Instructions for the task » Where the data below has the string "Trend", return the whole line.

[Begin]

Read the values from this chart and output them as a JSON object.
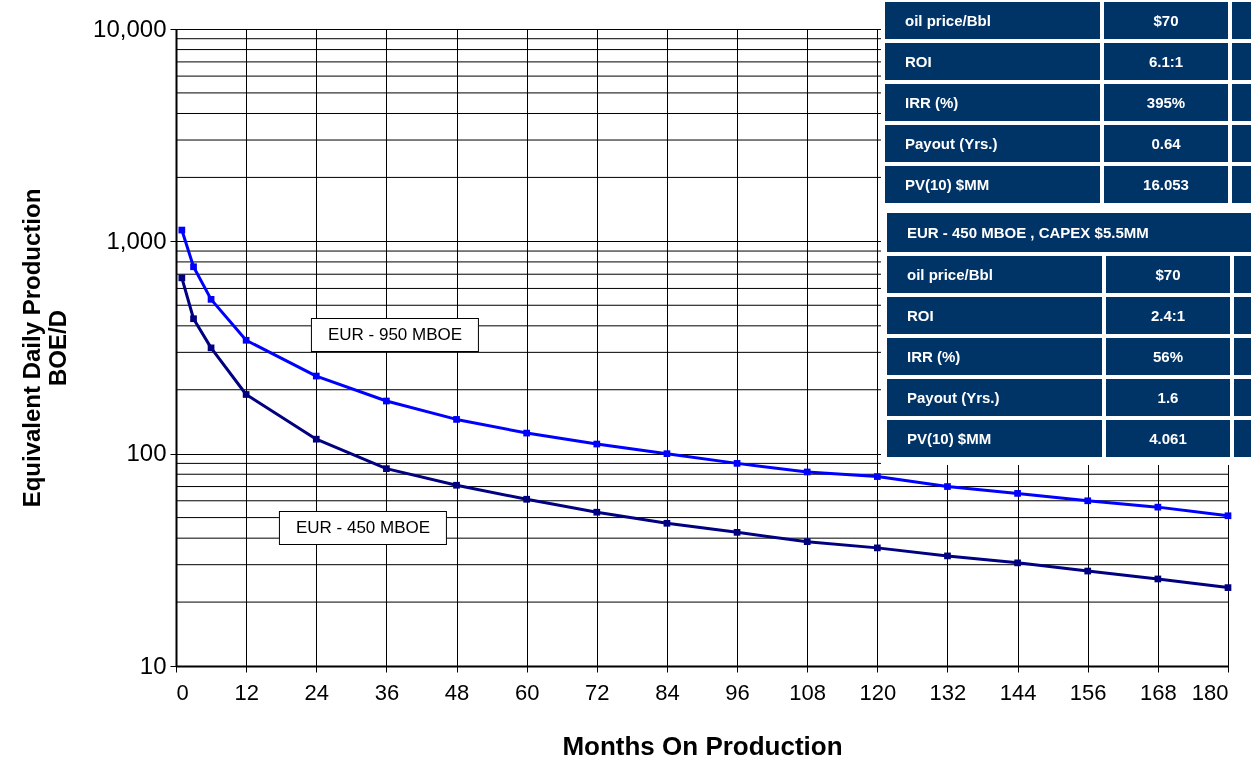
{
  "chart_data": {
    "type": "line",
    "xlabel": "Months On Production",
    "ylabel": "Equivalent Daily Production\nBOE/D",
    "x": [
      1,
      3,
      6,
      12,
      24,
      36,
      48,
      60,
      72,
      84,
      96,
      108,
      120,
      132,
      144,
      156,
      168,
      180
    ],
    "series": [
      {
        "color": "#0000ff",
        "values": [
          1130,
          759,
          533,
          342,
          232,
          177,
          145,
          125,
          111,
          100,
          90,
          82,
          78,
          70,
          65,
          60,
          56,
          51
        ]
      },
      {
        "color": "#000080",
        "values": [
          673,
          432,
          315,
          190,
          117,
          85,
          71,
          61,
          53,
          47,
          42.6,
          38.5,
          36,
          33,
          30.6,
          28,
          25.7,
          23.4
        ]
      }
    ],
    "log": "y",
    "grid": true,
    "marker": "square",
    "line_style": "solid",
    "xlim": [
      0,
      180
    ],
    "xticks": [
      0,
      12,
      24,
      36,
      48,
      60,
      72,
      84,
      96,
      108,
      120,
      132,
      144,
      156,
      168,
      180
    ],
    "ylim": [
      10,
      10000
    ],
    "yticks": [
      10,
      100,
      {
        "value": 1000,
        "label": "1,000"
      },
      {
        "value": 10000,
        "label": "10,000"
      }
    ],
    "annotations": [
      "EUR - 950 MBOE",
      "EUR - 450 MBOE",
      "oil price/Bbl",
      "$70",
      "ROI",
      "6.1:1",
      "IRR (%)",
      "395%",
      "Payout (Yrs.)",
      "0.64",
      "PV(10) $MM",
      "16.053",
      "EUR - 450 MBOE , CAPEX $5.5MM",
      "oil price/Bbl",
      "$70",
      "ROI",
      "2.4:1",
      "IRR (%)",
      "56%",
      "Payout (Yrs.)",
      "1.6",
      "PV(10) $MM",
      "4.061"
    ]
  }
}
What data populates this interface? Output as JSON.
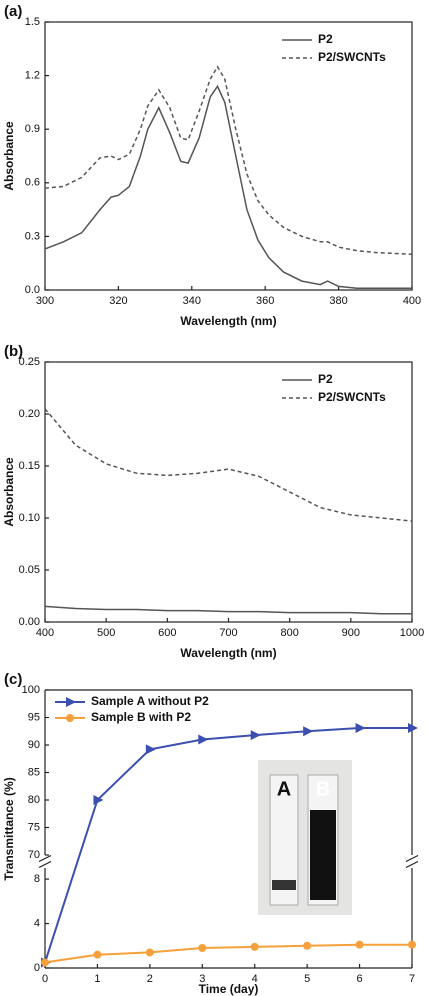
{
  "chart_data": [
    {
      "type": "line",
      "label": "(a)",
      "xlabel": "Wavelength (nm)",
      "ylabel": "Absorbance",
      "x": [
        300,
        305,
        310,
        315,
        318,
        320,
        323,
        326,
        328,
        331,
        334,
        337,
        339,
        342,
        345,
        347,
        349,
        352,
        355,
        358,
        361,
        365,
        370,
        375,
        377,
        380,
        385,
        390,
        400
      ],
      "xlim": [
        300,
        400
      ],
      "xticks": [
        300,
        320,
        340,
        360,
        380,
        400
      ],
      "ylim": [
        0,
        1.5
      ],
      "yticks": [
        {
          "value": 0,
          "label": "0.0"
        },
        0.3,
        0.6,
        0.9,
        1.2,
        1.5
      ],
      "legend": "upper right",
      "series": [
        {
          "name": "P2",
          "color": "#555555",
          "style": "solid",
          "values": [
            0.23,
            0.27,
            0.32,
            0.45,
            0.52,
            0.53,
            0.58,
            0.75,
            0.9,
            1.02,
            0.88,
            0.72,
            0.71,
            0.85,
            1.08,
            1.14,
            1.05,
            0.75,
            0.45,
            0.28,
            0.18,
            0.1,
            0.05,
            0.03,
            0.05,
            0.02,
            0.01,
            0.01,
            0.01
          ]
        },
        {
          "name": "P2/SWCNTs",
          "color": "#555555",
          "style": "dashed",
          "values": [
            0.57,
            0.58,
            0.63,
            0.74,
            0.75,
            0.73,
            0.76,
            0.9,
            1.03,
            1.12,
            1.02,
            0.85,
            0.84,
            1.0,
            1.18,
            1.25,
            1.18,
            0.9,
            0.65,
            0.5,
            0.42,
            0.35,
            0.3,
            0.27,
            0.27,
            0.24,
            0.22,
            0.21,
            0.2
          ]
        }
      ]
    },
    {
      "type": "line",
      "label": "(b)",
      "xlabel": "Wavelength (nm)",
      "ylabel": "Absorbance",
      "x": [
        400,
        450,
        500,
        550,
        600,
        650,
        700,
        750,
        800,
        850,
        900,
        950,
        1000
      ],
      "xlim": [
        400,
        1000
      ],
      "xticks": [
        400,
        500,
        600,
        700,
        800,
        900,
        1000
      ],
      "ylim": [
        0,
        0.25
      ],
      "yticks": [
        {
          "value": 0,
          "label": "0.00"
        },
        {
          "value": 0.05,
          "label": "0.05"
        },
        {
          "value": 0.1,
          "label": "0.10"
        },
        {
          "value": 0.15,
          "label": "0.15"
        },
        {
          "value": 0.2,
          "label": "0.20"
        },
        {
          "value": 0.25,
          "label": "0.25"
        }
      ],
      "legend": "upper right",
      "series": [
        {
          "name": "P2",
          "color": "#555555",
          "style": "solid",
          "values": [
            0.015,
            0.013,
            0.012,
            0.012,
            0.011,
            0.011,
            0.01,
            0.01,
            0.009,
            0.009,
            0.009,
            0.008,
            0.008
          ]
        },
        {
          "name": "P2/SWCNTs",
          "color": "#555555",
          "style": "dashed",
          "values": [
            0.205,
            0.17,
            0.152,
            0.143,
            0.141,
            0.143,
            0.147,
            0.14,
            0.125,
            0.11,
            0.103,
            0.1,
            0.097
          ]
        }
      ]
    },
    {
      "type": "line",
      "label": "(c)",
      "xlabel": "Time (day)",
      "ylabel": "Transmittance (%)",
      "x": [
        0,
        1,
        2,
        3,
        4,
        5,
        6,
        7
      ],
      "xlim": [
        0,
        7
      ],
      "xticks": [
        0,
        1,
        2,
        3,
        4,
        5,
        6,
        7
      ],
      "ylim_segments": [
        [
          0,
          9
        ],
        [
          70,
          100
        ]
      ],
      "yticks": [
        0,
        4,
        8,
        70,
        75,
        80,
        85,
        90,
        95,
        100
      ],
      "legend": "upper left",
      "inset_labels": [
        "A",
        "B"
      ],
      "series": [
        {
          "name": "Sample A without P2",
          "color": "#3a4fb0",
          "marker": "triangle",
          "values": [
            0.5,
            80,
            89.2,
            91,
            91.8,
            92.5,
            93.1,
            93.1
          ]
        },
        {
          "name": "Sample B with P2",
          "color": "#f5a03a",
          "marker": "circle",
          "values": [
            0.5,
            1.2,
            1.4,
            1.8,
            1.9,
            2.0,
            2.1,
            2.1
          ]
        }
      ]
    }
  ]
}
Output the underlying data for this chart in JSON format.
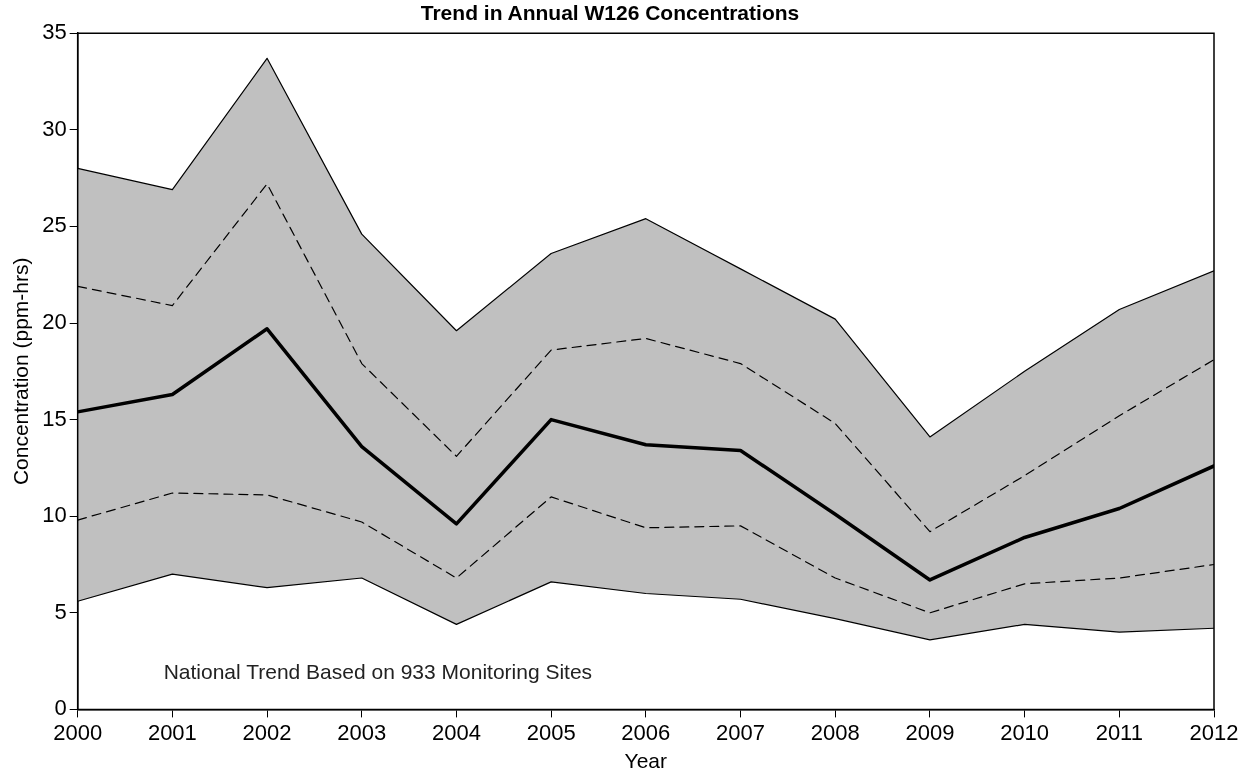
{
  "chart_data": {
    "type": "line",
    "title": "Trend in Annual W126 Concentrations",
    "xlabel": "Year",
    "ylabel": "Concentration (ppm-hrs)",
    "x": [
      2000,
      2001,
      2002,
      2003,
      2004,
      2005,
      2006,
      2007,
      2008,
      2009,
      2010,
      2011,
      2012
    ],
    "xlim": [
      2000,
      2012
    ],
    "xticks": [
      2000,
      2001,
      2002,
      2003,
      2004,
      2005,
      2006,
      2007,
      2008,
      2009,
      2010,
      2011,
      2012
    ],
    "ylim": [
      0,
      35
    ],
    "yticks": [
      0,
      5,
      10,
      15,
      20,
      25,
      30,
      35
    ],
    "grid": false,
    "legend": false,
    "marker": "none",
    "series": [
      {
        "color": "#000000",
        "line_style": "solid",
        "values": [
          15.4,
          16.3,
          19.7,
          13.6,
          9.6,
          15.0,
          13.7,
          13.4,
          10.1,
          6.7,
          8.9,
          10.4,
          12.6
        ],
        "lower": [
          5.6,
          7.0,
          6.3,
          6.8,
          4.4,
          6.6,
          6.0,
          5.7,
          4.7,
          3.6,
          4.4,
          4.0,
          4.2
        ],
        "upper": [
          28.0,
          26.9,
          33.7,
          24.6,
          19.6,
          23.6,
          25.4,
          22.8,
          20.2,
          14.1,
          17.5,
          20.7,
          22.7
        ]
      },
      {
        "color": "#000000",
        "line_style": "dashed",
        "values": [
          21.9,
          20.9,
          27.2,
          17.9,
          13.1,
          18.6,
          19.2,
          17.9,
          14.8,
          9.2,
          12.1,
          15.2,
          18.1
        ]
      },
      {
        "color": "#000000",
        "line_style": "dashed",
        "values": [
          9.8,
          11.2,
          11.1,
          9.7,
          6.8,
          11.0,
          9.4,
          9.5,
          6.8,
          5.0,
          6.5,
          6.8,
          7.5
        ]
      },
      {
        "color": "#000000",
        "line_style": "solid",
        "values": [
          28.0,
          26.9,
          33.7,
          24.6,
          19.6,
          23.6,
          25.4,
          22.8,
          20.2,
          14.1,
          17.5,
          20.7,
          22.7
        ]
      },
      {
        "color": "#000000",
        "line_style": "solid",
        "values": [
          5.6,
          7.0,
          6.3,
          6.8,
          4.4,
          6.6,
          6.0,
          5.7,
          4.7,
          3.6,
          4.4,
          4.0,
          4.2
        ]
      }
    ],
    "annotations": [
      "National Trend Based on 933 Monitoring Sites"
    ]
  }
}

[End]

Complete answer »
    "title": "Trend in Annual W126 Concentrations",
      "National Trend Based on 933 Monitoring Sites"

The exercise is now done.